## WHAT IS REQUIRED
Search the listing below for the string "selected" and copy every line where it occurs.

Records excerpted from a collection
---------------
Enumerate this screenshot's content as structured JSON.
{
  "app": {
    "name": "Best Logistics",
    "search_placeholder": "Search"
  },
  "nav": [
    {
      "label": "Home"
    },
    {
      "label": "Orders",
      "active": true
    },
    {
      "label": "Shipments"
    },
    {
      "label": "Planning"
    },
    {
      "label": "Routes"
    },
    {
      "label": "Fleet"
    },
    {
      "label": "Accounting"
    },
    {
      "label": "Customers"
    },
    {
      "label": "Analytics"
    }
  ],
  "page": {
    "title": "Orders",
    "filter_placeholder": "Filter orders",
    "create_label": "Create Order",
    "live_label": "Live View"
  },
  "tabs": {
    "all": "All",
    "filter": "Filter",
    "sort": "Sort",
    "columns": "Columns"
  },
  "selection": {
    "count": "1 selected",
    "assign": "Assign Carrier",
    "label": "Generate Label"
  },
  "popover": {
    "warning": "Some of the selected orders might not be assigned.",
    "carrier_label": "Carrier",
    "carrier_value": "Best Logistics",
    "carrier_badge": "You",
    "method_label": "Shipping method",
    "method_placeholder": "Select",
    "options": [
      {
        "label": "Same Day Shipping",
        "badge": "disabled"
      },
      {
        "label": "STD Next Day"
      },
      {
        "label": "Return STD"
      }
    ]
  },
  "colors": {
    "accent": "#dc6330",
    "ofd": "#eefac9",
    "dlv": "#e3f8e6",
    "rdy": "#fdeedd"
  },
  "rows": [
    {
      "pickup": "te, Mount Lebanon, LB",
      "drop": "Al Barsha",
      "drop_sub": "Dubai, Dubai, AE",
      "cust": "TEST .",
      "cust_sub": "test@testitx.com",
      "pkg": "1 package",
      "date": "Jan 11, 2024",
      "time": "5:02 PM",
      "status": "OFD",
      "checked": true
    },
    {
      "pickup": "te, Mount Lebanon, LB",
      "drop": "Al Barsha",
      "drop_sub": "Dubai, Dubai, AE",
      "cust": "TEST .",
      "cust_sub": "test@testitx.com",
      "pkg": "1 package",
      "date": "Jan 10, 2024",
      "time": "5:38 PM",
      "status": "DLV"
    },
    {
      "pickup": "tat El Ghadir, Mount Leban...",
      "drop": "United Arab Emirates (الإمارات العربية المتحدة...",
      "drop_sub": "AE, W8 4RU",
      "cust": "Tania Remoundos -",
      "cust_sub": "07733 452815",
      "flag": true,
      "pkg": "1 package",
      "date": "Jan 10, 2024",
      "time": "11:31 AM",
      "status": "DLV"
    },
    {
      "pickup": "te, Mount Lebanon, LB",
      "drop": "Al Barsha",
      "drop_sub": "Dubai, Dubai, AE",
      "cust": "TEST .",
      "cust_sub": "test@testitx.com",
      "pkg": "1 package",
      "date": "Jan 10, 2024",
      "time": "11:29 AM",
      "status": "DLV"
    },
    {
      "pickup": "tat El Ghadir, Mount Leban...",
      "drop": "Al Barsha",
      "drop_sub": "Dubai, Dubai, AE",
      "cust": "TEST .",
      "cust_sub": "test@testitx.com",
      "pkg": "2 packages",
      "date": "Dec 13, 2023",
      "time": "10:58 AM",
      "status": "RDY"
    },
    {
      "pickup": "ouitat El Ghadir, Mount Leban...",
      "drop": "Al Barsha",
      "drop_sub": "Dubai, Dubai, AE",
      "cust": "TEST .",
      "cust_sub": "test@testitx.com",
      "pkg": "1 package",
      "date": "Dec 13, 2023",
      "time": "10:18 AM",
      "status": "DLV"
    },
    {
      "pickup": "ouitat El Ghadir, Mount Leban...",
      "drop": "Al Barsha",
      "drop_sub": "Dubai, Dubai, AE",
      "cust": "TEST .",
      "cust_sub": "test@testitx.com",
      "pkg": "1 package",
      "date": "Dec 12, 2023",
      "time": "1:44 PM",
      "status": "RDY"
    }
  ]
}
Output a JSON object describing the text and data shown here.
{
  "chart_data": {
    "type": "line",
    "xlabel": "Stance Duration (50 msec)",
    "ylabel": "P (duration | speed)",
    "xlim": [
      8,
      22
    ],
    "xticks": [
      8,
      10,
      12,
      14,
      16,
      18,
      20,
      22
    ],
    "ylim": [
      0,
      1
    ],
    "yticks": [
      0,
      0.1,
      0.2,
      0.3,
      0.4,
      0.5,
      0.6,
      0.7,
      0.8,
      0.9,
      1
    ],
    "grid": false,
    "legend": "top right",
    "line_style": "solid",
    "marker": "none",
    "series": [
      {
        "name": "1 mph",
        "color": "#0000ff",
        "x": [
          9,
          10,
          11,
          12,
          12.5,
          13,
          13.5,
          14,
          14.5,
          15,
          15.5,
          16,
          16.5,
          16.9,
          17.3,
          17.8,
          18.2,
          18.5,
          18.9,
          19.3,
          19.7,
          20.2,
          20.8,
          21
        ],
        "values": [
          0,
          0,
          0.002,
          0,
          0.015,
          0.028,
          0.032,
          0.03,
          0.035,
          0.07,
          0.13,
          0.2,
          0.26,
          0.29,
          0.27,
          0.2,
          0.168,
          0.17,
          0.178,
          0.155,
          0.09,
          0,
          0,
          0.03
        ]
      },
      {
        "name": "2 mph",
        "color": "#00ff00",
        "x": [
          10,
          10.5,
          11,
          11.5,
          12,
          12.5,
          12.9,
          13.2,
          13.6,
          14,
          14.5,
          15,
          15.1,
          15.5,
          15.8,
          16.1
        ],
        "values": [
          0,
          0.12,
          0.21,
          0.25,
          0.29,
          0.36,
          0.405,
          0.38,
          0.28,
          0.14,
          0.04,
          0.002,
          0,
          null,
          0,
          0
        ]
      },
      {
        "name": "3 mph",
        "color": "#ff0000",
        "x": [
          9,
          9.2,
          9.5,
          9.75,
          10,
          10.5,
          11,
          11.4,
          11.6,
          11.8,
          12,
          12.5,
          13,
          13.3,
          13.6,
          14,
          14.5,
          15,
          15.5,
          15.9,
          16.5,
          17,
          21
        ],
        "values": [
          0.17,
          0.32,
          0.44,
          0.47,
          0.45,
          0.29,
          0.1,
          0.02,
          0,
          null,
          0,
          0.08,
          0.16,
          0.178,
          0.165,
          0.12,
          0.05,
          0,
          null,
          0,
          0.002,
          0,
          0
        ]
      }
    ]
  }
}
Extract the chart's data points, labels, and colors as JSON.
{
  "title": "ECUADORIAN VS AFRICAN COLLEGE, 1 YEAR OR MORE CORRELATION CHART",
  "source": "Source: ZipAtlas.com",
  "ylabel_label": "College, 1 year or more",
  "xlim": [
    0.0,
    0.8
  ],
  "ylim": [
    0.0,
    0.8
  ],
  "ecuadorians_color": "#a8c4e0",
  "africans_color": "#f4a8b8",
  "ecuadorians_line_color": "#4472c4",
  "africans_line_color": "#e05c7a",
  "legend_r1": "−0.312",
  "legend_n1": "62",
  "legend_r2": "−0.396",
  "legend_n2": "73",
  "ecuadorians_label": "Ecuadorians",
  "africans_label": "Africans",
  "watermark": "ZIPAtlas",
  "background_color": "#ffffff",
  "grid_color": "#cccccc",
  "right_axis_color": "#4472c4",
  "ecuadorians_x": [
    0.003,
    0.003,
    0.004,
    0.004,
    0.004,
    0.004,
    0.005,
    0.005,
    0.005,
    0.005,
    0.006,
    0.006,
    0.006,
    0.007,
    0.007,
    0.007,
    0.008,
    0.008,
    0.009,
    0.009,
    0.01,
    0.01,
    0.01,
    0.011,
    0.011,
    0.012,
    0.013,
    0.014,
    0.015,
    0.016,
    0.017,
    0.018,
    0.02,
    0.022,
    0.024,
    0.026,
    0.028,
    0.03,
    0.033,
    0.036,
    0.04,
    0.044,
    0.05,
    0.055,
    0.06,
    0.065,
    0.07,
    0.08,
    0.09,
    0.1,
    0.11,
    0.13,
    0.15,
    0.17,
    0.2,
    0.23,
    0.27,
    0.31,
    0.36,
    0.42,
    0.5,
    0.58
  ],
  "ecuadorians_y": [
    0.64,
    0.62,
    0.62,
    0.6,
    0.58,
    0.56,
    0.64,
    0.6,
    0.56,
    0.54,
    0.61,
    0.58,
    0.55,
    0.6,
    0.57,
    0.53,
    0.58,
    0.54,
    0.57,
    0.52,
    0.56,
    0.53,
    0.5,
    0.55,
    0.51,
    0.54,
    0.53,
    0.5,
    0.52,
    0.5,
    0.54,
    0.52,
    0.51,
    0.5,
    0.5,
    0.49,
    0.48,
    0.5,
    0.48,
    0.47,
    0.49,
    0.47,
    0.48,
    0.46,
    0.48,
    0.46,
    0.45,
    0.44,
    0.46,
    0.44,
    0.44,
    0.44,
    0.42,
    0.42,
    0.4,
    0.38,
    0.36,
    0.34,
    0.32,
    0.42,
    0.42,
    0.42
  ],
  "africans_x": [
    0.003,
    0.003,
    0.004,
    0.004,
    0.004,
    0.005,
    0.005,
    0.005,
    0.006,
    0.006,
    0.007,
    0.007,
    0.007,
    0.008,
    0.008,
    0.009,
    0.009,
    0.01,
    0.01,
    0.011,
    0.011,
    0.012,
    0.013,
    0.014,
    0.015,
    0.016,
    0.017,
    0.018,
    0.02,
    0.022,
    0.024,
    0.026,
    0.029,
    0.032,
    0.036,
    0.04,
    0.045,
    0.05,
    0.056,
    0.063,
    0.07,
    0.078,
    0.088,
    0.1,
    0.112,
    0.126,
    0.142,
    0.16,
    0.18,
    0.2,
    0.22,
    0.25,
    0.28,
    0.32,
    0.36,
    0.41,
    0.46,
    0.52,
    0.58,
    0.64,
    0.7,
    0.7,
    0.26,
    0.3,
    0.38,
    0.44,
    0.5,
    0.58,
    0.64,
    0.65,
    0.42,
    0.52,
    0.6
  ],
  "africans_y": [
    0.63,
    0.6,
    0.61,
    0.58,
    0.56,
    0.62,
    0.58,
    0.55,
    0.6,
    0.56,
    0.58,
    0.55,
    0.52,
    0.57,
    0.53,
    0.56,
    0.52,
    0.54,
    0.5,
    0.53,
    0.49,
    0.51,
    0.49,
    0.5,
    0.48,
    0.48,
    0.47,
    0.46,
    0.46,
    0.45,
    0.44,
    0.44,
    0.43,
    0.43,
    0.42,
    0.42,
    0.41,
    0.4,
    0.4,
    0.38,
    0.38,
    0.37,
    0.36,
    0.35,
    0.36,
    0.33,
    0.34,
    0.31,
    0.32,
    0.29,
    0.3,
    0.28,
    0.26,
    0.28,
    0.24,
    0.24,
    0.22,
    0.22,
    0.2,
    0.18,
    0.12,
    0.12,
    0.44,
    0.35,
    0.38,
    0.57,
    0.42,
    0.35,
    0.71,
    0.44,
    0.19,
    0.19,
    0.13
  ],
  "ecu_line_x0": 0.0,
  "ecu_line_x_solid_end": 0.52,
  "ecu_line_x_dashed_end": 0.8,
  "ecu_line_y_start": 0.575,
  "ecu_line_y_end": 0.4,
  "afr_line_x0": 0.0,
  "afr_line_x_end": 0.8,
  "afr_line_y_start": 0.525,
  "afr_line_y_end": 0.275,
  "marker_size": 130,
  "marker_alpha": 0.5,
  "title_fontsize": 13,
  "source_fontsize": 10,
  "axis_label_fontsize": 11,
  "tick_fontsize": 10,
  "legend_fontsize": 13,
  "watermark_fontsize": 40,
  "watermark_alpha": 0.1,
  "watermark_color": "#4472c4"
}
---------------
## EXERCISE RESPONSE
    "count": "1 selected",
    "warning": "Some of the selected orders might not be assigned.",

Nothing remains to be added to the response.